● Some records

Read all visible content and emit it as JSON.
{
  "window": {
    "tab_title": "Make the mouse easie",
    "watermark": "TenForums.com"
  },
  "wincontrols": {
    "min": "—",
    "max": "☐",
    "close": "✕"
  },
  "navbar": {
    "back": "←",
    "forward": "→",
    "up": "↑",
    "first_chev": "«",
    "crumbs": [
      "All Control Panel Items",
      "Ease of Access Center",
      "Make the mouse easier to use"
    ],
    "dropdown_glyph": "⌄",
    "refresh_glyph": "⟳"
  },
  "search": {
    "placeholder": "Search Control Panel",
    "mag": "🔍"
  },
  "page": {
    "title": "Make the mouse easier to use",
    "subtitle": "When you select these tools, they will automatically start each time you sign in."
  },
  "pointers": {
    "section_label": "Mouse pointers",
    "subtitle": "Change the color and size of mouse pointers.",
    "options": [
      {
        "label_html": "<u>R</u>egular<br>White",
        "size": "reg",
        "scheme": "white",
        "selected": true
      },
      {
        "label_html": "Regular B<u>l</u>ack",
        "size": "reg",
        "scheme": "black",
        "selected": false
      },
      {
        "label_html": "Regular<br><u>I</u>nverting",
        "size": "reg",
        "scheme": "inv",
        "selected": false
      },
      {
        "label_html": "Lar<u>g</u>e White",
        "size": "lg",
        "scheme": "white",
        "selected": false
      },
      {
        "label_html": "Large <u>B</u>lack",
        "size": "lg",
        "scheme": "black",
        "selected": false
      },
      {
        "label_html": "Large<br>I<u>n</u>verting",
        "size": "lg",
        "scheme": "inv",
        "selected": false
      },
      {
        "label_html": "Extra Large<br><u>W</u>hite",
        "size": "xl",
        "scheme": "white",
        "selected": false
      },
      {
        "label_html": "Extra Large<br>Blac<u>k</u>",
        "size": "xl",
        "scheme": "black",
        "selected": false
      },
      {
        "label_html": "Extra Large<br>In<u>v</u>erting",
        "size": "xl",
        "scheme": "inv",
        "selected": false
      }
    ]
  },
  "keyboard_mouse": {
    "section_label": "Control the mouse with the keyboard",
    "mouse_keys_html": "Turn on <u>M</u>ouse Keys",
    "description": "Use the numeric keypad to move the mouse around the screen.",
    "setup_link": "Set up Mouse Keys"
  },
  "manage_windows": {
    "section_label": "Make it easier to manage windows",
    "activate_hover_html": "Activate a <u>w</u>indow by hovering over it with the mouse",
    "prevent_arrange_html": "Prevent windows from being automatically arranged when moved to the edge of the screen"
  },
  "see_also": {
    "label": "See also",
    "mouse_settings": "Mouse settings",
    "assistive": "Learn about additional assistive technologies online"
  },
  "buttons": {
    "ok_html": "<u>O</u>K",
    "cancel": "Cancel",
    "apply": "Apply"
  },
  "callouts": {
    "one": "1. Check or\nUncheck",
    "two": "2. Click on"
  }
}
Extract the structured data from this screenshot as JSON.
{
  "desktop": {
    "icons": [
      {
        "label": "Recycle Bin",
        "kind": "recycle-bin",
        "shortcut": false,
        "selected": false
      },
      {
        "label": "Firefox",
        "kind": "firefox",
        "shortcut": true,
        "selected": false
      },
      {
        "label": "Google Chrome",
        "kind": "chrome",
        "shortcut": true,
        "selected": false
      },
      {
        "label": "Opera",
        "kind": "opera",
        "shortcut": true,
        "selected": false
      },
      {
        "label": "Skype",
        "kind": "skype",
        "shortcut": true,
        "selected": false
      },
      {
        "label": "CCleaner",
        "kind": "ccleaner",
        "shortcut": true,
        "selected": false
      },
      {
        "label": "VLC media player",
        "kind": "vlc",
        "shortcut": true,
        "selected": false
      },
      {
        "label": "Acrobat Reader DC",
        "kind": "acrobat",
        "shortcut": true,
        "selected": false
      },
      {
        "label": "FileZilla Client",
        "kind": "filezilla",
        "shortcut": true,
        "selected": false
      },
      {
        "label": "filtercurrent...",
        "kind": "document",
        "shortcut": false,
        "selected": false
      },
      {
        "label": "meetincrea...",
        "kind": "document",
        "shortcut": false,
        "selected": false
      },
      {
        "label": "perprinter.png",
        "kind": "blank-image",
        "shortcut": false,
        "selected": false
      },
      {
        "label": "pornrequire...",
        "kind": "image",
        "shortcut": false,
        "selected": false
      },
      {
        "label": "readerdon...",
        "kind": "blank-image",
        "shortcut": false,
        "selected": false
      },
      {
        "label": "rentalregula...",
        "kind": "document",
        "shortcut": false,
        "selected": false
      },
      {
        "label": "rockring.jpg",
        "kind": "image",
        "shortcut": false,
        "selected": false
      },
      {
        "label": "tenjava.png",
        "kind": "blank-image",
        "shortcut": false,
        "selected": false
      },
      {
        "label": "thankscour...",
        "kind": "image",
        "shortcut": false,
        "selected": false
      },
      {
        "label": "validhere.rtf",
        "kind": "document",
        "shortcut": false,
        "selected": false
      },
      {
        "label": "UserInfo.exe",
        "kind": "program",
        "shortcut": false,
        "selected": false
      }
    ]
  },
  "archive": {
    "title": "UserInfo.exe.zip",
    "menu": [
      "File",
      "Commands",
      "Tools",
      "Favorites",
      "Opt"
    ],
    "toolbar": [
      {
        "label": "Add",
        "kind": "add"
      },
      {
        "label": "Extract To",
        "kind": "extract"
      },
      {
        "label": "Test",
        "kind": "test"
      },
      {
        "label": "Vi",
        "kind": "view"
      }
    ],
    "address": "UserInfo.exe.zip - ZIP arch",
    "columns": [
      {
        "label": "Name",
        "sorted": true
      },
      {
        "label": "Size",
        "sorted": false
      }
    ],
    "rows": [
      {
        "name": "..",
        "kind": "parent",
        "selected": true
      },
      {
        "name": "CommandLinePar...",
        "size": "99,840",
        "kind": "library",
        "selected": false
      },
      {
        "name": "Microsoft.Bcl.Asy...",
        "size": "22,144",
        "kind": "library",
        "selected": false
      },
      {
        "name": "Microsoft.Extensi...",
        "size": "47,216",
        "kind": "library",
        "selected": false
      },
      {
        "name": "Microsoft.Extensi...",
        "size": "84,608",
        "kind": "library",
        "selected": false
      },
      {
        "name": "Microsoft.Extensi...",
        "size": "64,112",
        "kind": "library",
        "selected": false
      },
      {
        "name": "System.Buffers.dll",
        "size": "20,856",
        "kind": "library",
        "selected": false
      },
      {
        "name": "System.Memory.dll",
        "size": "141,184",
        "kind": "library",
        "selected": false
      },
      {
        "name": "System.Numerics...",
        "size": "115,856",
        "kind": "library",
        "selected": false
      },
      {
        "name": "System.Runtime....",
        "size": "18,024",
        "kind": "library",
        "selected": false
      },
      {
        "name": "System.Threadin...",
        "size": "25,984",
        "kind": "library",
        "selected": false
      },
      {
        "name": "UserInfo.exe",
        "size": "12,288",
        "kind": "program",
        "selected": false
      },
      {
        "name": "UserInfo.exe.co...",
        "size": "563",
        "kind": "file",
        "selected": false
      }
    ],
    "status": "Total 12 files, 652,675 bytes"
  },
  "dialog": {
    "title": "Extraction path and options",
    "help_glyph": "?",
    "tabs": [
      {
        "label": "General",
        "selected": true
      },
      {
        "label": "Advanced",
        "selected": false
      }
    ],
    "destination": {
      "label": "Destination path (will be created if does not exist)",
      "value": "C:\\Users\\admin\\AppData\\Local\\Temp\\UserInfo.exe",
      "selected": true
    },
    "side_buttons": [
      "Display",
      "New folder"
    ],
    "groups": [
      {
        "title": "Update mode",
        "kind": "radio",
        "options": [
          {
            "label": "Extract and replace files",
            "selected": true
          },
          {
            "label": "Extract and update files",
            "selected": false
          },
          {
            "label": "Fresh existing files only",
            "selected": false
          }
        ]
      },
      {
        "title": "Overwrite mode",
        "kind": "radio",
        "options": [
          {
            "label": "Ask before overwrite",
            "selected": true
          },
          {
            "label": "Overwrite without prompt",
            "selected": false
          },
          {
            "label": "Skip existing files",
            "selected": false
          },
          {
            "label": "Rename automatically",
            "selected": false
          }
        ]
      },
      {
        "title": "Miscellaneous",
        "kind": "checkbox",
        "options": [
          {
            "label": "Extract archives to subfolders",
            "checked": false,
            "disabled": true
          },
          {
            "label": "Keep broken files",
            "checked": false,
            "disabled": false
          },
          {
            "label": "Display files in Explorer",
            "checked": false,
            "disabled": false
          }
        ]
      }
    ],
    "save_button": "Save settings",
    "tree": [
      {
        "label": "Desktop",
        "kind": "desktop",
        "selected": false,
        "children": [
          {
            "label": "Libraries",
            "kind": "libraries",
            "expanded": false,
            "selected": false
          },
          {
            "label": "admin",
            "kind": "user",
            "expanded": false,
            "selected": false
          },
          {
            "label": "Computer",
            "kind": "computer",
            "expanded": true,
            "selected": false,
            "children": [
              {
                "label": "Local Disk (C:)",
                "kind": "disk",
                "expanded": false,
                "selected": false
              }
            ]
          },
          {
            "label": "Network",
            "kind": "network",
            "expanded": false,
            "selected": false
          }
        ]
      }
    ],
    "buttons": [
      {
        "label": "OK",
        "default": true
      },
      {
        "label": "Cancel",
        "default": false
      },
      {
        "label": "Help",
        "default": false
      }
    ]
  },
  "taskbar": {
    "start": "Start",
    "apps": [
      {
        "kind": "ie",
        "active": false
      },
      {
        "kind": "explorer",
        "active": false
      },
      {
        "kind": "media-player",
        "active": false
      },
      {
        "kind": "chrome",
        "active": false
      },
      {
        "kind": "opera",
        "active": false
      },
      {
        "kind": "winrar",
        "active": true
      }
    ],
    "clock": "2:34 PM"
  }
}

---

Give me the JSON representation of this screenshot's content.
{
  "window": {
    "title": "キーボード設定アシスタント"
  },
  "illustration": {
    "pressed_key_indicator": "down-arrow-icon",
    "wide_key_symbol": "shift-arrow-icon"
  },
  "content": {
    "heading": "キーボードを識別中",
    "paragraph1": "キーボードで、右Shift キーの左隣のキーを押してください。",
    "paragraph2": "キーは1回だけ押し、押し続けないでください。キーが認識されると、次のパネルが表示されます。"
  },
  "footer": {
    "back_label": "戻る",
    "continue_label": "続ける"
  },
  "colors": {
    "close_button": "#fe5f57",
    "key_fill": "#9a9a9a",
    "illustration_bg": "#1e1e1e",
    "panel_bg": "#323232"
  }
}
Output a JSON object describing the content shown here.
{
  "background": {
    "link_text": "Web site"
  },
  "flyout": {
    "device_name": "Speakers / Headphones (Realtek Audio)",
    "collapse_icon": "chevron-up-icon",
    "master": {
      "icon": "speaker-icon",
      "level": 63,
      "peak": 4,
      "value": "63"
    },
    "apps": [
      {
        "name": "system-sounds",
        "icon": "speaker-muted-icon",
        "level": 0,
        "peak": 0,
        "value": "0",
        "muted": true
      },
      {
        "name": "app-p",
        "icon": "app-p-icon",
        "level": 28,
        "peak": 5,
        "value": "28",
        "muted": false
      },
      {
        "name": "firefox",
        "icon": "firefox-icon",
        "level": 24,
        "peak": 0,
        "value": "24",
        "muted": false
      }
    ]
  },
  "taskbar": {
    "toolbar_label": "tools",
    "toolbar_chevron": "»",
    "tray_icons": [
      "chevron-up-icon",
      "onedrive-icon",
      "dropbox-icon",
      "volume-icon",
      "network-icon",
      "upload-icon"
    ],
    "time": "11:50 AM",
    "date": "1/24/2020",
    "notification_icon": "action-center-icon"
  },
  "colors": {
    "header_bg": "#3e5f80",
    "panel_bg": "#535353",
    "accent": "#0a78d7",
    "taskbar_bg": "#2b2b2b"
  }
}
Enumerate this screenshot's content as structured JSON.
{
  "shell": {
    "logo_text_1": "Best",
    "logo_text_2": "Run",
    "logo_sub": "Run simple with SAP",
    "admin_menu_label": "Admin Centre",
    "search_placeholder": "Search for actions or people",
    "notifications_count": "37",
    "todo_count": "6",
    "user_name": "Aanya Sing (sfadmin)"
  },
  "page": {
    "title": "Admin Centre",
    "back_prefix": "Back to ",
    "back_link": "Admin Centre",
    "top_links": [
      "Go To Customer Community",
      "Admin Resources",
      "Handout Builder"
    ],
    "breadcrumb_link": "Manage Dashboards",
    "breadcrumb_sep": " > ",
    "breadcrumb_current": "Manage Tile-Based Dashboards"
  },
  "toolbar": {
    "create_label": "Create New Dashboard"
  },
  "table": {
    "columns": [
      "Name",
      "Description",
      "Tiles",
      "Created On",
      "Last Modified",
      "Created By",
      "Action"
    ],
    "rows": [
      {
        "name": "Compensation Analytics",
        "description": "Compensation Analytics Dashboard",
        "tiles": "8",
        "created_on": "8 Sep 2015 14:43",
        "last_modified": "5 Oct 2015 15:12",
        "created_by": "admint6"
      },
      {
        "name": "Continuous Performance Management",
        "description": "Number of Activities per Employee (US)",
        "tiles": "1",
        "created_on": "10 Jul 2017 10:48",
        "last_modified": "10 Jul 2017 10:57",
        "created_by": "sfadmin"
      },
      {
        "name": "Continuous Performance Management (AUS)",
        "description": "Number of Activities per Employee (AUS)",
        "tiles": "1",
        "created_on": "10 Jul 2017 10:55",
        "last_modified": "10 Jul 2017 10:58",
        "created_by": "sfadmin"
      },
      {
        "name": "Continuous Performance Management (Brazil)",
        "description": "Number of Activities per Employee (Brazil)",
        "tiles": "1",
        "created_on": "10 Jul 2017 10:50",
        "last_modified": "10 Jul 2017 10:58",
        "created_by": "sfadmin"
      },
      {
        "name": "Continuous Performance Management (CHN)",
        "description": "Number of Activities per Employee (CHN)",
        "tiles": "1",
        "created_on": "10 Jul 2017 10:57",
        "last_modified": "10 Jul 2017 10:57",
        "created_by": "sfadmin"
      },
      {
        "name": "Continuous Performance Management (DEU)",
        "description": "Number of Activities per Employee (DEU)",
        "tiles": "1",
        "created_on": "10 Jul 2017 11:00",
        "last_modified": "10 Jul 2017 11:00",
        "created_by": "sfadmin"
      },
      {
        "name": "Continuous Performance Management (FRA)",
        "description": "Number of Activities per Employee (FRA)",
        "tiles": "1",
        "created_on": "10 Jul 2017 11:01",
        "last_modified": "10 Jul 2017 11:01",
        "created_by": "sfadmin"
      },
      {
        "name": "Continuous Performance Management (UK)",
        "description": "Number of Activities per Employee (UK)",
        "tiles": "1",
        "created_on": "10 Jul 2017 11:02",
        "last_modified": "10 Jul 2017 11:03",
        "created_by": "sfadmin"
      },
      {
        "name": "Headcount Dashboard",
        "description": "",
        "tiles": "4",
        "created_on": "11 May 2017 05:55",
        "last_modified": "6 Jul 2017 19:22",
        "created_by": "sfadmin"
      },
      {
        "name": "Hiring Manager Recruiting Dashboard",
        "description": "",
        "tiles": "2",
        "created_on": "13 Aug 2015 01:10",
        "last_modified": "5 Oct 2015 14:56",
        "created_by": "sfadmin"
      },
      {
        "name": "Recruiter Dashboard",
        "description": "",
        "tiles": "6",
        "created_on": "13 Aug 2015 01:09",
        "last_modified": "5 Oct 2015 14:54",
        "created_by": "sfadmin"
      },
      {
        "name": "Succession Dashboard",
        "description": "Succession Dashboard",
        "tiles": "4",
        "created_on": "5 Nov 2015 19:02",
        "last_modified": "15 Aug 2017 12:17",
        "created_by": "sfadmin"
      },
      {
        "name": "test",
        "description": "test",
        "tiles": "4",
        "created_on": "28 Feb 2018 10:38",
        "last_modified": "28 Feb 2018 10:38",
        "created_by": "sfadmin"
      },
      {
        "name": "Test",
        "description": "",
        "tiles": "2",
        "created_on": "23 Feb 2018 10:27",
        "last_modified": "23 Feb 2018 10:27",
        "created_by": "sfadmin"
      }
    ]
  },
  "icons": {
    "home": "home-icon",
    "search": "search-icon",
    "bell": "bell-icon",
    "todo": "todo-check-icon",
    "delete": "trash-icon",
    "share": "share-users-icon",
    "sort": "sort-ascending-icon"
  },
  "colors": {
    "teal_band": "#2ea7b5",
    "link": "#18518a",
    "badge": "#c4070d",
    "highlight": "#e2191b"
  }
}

---

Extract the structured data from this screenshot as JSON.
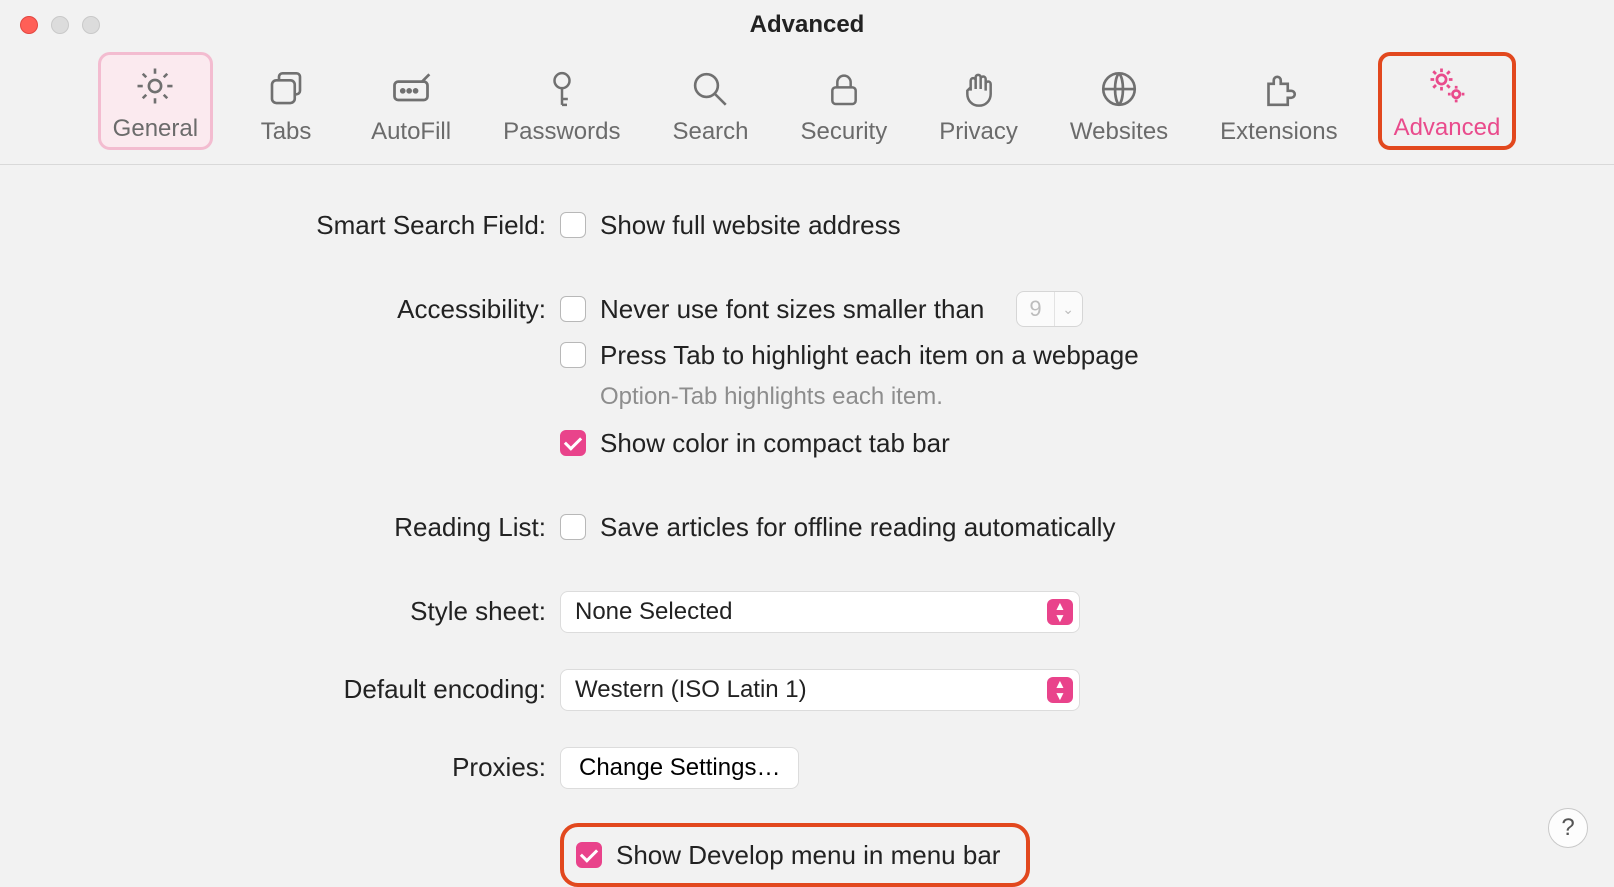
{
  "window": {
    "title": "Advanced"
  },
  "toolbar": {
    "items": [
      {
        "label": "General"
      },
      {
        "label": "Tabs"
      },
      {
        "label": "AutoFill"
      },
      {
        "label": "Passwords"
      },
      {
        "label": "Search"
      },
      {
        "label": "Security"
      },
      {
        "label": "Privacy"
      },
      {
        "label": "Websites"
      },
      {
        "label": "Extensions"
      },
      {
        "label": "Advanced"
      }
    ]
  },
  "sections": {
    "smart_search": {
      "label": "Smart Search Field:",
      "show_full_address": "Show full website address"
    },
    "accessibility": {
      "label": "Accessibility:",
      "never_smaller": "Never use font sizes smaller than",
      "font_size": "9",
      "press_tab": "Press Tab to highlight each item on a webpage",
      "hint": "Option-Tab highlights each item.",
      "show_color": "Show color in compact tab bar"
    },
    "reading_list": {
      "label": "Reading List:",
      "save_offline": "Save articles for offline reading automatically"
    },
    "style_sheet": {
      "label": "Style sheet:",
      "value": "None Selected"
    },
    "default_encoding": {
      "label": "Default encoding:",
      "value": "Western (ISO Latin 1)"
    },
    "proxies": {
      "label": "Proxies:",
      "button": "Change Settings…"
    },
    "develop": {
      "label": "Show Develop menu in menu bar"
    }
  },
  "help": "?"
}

● What is being asked
Search the data for the string "Succession" and copy each line where it appears.

● Expected output
        "name": "Succession Dashboard",
        "description": "Succession Dashboard",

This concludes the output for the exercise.